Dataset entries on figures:
+--

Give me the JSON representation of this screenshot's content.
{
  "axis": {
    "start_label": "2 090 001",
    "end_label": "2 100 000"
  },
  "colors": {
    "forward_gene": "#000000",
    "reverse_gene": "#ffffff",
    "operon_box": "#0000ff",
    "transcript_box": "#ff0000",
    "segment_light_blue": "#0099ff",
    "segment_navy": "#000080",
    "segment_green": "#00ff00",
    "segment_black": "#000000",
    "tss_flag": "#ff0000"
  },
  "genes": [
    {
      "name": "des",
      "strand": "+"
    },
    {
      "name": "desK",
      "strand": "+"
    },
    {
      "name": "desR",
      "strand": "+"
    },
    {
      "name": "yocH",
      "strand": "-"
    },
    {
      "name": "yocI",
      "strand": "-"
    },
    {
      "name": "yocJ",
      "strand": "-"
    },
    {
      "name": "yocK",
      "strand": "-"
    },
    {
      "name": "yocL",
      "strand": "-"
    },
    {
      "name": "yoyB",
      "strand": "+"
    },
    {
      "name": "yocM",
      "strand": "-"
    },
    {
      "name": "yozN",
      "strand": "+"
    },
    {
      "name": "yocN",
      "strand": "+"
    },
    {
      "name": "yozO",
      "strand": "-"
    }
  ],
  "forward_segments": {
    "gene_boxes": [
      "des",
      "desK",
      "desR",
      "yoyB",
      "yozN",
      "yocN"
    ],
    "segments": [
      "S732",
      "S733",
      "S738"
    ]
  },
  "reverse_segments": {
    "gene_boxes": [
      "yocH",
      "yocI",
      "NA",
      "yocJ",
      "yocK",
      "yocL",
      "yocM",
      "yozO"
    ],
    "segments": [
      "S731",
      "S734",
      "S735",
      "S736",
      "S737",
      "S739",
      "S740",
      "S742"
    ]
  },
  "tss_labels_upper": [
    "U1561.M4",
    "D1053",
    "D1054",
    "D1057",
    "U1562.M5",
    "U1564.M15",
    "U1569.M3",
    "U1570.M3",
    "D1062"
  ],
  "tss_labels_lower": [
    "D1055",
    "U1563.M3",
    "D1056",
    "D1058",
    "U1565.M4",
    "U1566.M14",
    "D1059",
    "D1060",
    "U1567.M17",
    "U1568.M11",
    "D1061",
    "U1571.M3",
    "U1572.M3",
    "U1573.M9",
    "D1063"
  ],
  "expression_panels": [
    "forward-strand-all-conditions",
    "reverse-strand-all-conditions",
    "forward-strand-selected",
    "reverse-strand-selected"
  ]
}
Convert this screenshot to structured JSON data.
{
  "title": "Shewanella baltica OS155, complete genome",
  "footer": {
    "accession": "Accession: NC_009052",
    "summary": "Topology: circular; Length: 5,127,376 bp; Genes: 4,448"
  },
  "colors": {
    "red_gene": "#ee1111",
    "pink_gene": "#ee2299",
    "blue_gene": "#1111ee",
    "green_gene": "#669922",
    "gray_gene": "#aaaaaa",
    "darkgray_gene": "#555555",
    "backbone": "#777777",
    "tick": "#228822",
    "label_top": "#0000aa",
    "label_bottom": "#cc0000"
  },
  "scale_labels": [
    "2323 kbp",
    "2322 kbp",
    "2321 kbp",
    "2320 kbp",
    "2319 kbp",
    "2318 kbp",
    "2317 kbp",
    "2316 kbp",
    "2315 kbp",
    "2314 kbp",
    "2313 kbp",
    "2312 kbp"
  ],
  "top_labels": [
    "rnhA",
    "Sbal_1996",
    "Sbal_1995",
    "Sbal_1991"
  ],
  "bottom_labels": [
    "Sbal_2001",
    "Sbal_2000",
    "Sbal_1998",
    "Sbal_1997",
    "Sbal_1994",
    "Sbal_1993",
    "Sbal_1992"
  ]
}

+--

:: What to work on ::
Determine the number of lines in the entries that contain the word "this". Give that number and nothing more.

:: Solved exercise ::
2